■ Extrait du document:
::::

« Prendre mon pied »

Pierre Danvoye
Pierre Danvoye Pierre Danvoye est journaliste pour Sport/Foot Magazine.

Après Daniel Leclercq, voici un deuxième champion de France chez les Loups.

La Louvière n’a déniché son nouvel attaquant qu’à quelques jours de l’ouverture du championnat, mais tout indique que ce fut une bonne chose d’attendre, de prendre le temps de choisir. Cité à Anderlecht il y a douze mois, Nicolas Ouédec n’a que 29 ans et est donc toujours en pleine force de l’âge. Et pour marquer près d’une centaine de buts dans les championnats de France et d’Espagne, il faut de sacrées qualités. Son palmarès a de l’allure: un titre de champion avec Nantes, une demi-finale de Ligue des Champions, un quart de finale de Coupe de l’UEFA, un trophée de meilleur buteur du championnat de France et une présence dans la présélection des Bleus à quelques mois de la Coupe du Monde 98.

Depuis un an et demi, il avait perdu le plaisir du jeu à Montpellier. Ce club a retrouvé la D1 en fin de saison dernière, mais Ouédec n’entrait plus dans les plans de l’entraîneur, Michel Mézy. Quand La Louvière s’est manifestée, cela a fait tilt chez le Breton: La Louvière, c’est Leclercq.

::::

■ Données à traiter:

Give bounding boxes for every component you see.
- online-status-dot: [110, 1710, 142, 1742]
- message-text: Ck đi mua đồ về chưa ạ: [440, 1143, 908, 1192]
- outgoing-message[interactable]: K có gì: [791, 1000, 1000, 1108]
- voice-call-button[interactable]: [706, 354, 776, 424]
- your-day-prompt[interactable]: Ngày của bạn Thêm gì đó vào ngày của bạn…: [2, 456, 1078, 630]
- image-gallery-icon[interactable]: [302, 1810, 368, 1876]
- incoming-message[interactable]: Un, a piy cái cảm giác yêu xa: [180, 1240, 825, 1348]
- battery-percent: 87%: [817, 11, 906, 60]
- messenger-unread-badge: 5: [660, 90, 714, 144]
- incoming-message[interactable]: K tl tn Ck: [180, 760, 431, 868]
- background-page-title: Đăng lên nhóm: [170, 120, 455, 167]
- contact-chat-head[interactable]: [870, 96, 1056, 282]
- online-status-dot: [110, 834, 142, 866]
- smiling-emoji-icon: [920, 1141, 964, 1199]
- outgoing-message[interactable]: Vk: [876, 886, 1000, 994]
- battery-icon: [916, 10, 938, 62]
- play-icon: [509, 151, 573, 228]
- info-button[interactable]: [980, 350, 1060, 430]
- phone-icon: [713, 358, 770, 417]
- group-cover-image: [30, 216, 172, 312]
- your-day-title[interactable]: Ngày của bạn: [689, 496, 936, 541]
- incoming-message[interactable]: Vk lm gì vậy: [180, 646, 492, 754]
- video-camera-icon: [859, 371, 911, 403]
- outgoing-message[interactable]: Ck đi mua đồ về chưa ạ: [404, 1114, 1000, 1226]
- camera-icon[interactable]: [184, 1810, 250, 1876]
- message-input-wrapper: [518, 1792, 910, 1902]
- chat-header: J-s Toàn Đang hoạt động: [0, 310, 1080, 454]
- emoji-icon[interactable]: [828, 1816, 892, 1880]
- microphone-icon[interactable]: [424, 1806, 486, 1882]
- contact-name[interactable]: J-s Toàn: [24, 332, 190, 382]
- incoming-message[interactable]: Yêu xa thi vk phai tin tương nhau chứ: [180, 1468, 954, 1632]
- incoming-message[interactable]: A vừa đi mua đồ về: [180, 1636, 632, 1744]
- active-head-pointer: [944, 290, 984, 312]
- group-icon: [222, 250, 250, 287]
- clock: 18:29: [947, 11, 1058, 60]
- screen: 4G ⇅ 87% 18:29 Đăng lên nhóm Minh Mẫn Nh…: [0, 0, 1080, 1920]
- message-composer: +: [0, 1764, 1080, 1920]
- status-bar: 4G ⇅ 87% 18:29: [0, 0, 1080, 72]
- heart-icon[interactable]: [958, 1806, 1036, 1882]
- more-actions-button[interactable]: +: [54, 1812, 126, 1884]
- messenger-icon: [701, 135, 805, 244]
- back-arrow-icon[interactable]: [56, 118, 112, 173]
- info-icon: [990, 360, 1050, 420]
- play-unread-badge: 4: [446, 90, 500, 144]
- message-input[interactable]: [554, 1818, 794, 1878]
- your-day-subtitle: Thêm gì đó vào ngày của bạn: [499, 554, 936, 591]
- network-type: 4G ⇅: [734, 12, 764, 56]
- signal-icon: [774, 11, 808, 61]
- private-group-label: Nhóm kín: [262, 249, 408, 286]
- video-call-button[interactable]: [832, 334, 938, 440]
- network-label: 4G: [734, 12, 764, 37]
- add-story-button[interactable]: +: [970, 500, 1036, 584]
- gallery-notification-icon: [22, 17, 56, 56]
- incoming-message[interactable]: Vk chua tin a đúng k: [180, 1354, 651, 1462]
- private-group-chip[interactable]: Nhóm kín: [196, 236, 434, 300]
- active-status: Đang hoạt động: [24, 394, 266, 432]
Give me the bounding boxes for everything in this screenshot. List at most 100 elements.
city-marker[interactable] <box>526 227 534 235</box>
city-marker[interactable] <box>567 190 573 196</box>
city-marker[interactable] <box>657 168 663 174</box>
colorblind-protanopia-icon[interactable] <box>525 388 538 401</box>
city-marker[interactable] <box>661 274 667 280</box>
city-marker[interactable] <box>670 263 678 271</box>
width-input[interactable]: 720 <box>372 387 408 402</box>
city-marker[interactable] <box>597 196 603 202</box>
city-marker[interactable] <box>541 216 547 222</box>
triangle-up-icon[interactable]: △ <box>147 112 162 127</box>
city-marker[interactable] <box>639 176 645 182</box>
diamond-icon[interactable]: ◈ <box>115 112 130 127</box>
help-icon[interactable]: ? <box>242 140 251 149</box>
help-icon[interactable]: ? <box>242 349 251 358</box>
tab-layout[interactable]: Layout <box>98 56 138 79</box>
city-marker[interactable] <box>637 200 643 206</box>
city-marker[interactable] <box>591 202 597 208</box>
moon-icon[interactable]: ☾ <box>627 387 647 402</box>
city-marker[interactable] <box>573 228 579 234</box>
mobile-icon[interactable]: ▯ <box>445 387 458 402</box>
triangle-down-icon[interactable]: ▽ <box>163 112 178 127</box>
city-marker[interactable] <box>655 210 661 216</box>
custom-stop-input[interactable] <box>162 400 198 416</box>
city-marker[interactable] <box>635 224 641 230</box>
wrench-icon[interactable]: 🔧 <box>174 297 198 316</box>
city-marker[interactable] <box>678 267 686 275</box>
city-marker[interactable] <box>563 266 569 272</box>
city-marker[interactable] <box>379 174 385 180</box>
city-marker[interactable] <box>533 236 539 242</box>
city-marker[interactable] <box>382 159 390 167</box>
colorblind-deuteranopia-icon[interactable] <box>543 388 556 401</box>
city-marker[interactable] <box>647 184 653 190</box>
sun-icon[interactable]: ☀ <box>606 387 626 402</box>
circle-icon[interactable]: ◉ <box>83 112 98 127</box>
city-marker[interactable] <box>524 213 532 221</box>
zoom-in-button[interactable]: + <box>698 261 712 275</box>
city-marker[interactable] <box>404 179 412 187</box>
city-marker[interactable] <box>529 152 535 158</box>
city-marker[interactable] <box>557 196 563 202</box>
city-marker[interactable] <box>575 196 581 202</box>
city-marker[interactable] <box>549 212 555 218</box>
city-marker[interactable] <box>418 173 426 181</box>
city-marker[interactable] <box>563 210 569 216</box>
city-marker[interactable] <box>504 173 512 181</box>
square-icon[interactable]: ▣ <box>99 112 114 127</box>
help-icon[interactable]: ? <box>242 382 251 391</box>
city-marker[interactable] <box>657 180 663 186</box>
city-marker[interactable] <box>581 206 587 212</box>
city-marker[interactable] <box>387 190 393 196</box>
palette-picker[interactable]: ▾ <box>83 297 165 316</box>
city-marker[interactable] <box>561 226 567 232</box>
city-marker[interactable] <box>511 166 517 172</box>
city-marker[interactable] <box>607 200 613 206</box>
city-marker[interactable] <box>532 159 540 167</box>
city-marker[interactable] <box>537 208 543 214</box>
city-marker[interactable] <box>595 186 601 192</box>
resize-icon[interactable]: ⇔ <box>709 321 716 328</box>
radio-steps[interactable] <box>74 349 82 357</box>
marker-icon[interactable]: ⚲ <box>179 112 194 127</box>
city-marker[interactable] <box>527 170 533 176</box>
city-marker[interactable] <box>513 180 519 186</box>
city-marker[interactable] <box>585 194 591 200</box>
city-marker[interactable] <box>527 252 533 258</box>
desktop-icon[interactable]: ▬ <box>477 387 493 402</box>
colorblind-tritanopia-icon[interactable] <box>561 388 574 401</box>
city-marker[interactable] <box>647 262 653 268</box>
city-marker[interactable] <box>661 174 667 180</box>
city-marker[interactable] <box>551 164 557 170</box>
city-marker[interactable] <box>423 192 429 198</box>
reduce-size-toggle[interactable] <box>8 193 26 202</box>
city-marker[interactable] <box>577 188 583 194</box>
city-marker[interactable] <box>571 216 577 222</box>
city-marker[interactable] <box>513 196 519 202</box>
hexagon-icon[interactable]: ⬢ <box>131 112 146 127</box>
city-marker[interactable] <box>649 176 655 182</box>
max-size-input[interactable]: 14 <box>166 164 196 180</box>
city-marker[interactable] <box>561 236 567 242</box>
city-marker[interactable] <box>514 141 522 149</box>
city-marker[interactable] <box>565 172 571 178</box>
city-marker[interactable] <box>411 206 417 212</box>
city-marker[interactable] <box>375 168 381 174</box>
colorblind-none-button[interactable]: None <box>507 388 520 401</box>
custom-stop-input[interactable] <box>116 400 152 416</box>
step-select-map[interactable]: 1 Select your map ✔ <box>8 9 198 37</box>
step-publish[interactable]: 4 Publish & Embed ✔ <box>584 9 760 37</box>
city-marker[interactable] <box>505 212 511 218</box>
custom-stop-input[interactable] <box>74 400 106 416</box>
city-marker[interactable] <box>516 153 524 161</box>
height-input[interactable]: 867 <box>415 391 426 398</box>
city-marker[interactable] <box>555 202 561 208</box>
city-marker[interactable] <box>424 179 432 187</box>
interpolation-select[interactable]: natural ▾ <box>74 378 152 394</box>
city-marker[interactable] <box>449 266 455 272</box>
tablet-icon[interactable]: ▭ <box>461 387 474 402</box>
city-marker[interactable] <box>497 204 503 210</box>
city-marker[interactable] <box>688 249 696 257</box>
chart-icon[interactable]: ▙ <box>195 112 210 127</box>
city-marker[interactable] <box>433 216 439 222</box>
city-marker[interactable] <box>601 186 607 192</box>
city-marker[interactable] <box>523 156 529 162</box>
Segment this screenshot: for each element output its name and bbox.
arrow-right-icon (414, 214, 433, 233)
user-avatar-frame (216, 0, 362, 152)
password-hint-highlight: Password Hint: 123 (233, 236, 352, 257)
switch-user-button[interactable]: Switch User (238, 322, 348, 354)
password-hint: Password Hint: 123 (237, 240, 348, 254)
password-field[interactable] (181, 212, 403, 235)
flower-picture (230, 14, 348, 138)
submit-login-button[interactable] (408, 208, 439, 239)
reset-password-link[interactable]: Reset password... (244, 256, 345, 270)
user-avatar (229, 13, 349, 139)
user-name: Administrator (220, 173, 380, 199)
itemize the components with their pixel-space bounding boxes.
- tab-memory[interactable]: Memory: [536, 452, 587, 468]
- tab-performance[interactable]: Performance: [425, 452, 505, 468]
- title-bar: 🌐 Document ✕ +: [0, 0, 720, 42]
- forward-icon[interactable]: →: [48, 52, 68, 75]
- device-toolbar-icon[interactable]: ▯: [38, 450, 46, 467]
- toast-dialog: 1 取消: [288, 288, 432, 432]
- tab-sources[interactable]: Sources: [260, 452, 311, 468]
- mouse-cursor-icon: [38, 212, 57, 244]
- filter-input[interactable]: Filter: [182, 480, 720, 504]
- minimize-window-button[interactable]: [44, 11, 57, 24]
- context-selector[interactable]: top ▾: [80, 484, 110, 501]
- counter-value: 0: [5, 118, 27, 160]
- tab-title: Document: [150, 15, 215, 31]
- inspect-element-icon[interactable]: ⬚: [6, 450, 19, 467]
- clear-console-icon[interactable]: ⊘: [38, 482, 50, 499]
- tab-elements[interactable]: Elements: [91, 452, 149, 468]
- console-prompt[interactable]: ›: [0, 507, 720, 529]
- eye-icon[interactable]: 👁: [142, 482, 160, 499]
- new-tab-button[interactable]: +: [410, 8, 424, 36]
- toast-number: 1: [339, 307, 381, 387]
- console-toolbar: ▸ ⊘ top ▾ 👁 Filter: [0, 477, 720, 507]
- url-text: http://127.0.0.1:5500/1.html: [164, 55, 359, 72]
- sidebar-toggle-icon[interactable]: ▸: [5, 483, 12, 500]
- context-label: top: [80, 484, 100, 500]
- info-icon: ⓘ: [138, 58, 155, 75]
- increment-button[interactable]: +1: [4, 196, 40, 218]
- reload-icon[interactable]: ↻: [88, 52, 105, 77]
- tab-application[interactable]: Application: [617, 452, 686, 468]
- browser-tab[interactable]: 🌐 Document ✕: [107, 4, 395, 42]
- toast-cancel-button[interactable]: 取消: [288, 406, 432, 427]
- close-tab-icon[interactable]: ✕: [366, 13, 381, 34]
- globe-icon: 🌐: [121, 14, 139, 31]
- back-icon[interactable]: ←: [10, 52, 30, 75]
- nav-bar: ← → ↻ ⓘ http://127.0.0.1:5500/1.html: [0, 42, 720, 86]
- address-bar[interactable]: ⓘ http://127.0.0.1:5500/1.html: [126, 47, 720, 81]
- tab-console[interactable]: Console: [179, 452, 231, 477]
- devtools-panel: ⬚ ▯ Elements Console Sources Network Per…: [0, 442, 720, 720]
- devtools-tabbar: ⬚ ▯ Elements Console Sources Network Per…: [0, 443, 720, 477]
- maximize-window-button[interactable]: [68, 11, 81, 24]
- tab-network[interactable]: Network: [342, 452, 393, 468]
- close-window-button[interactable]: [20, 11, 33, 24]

::::

■ Série d'exercices:
[A] Répondez aux questions suivantes sur l'article consacré à Nicolas Ouédec :
(i) Quel âge a Nicolas Ouédec ?
(ii) Avec quel club a-t-il remporté un titre de champion ?
(iii) Comment s'appelle l'entraîneur de Montpellier dans les plans duquel il n'entrait plus ?
[B] Renvoyez à l'identique les lignes de la liste, en commençant par sa toute première ligne et en allant jusqu'à la ligne contenant « - group-cover-image: [30, 216, 172, 312] », celle-ci comprise.
La liste n'a aucun rapport avec l'article.

■ Réponses complètes:
[A]
(i) Il a 29 ans.
(ii) Avec Nantes.
(iii) Michel Mézy.

[B]
Give bounding boxes for every component you see.
- online-status-dot: [110, 1710, 142, 1742]
- message-text: Ck đi mua đồ về chưa ạ: [440, 1143, 908, 1192]
- outgoing-message[interactable]: K có gì: [791, 1000, 1000, 1108]
- voice-call-button[interactable]: [706, 354, 776, 424]
- your-day-prompt[interactable]: Ngày của bạn Thêm gì đó vào ngày của bạn…: [2, 456, 1078, 630]
- image-gallery-icon[interactable]: [302, 1810, 368, 1876]
- incoming-message[interactable]: Un, a piy cái cảm giác yêu xa: [180, 1240, 825, 1348]
- battery-percent: 87%: [817, 11, 906, 60]
- messenger-unread-badge: 5: [660, 90, 714, 144]
- incoming-message[interactable]: K tl tn Ck: [180, 760, 431, 868]
- background-page-title: Đăng lên nhóm: [170, 120, 455, 167]
- contact-chat-head[interactable]: [870, 96, 1056, 282]
- online-status-dot: [110, 834, 142, 866]
- smiling-emoji-icon: [920, 1141, 964, 1199]
- outgoing-message[interactable]: Vk: [876, 886, 1000, 994]
- battery-icon: [916, 10, 938, 62]
- play-icon: [509, 151, 573, 228]
- info-button[interactable]: [980, 350, 1060, 430]
- phone-icon: [713, 358, 770, 417]
- group-cover-image: [30, 216, 172, 312]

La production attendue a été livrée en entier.